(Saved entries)
════

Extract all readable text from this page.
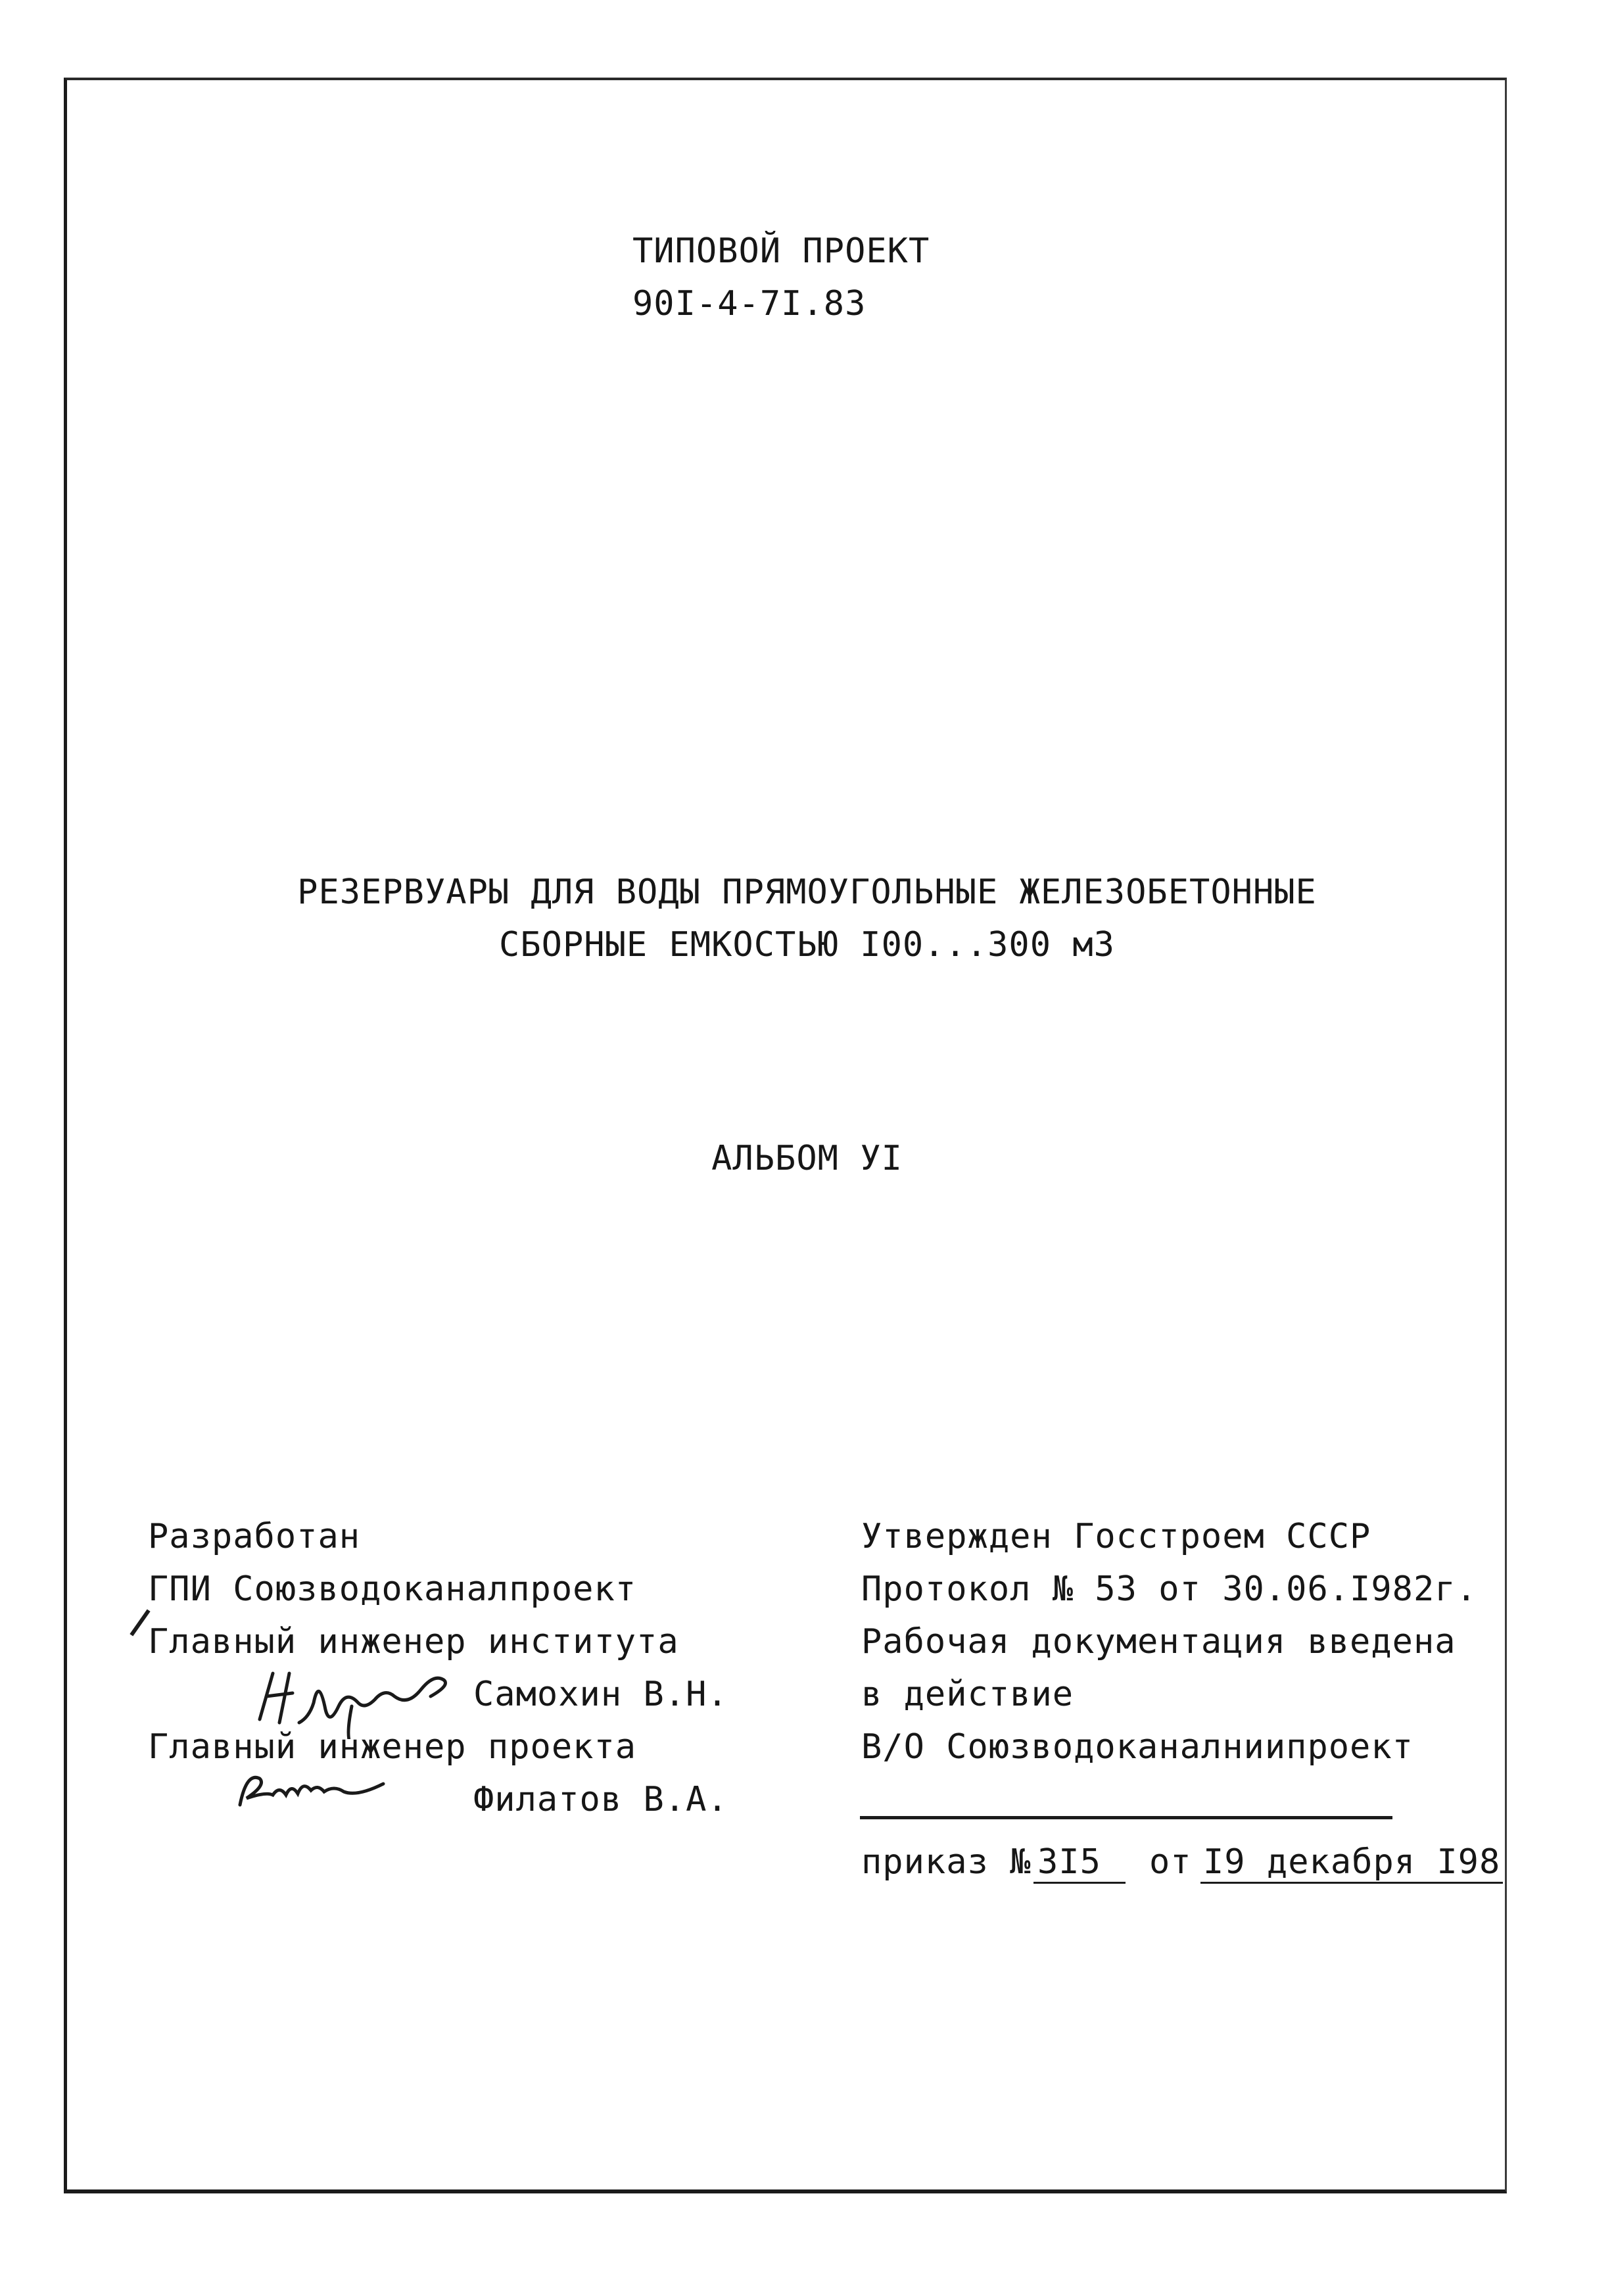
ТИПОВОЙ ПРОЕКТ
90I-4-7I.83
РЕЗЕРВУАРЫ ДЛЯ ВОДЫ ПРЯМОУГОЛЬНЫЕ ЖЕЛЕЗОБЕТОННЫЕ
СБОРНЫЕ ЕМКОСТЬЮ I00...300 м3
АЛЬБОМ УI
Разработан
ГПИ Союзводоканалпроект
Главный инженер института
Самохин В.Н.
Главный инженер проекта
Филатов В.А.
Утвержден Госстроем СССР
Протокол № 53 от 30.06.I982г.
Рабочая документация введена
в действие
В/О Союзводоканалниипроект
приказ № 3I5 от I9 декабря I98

════

▸ GIVEN REQUEST:
Which lines hold the word "Главный"? Return all of them from the records above.

▸ EXERCISE SOLUTION:
Главный инженер института
Главный инженер проекта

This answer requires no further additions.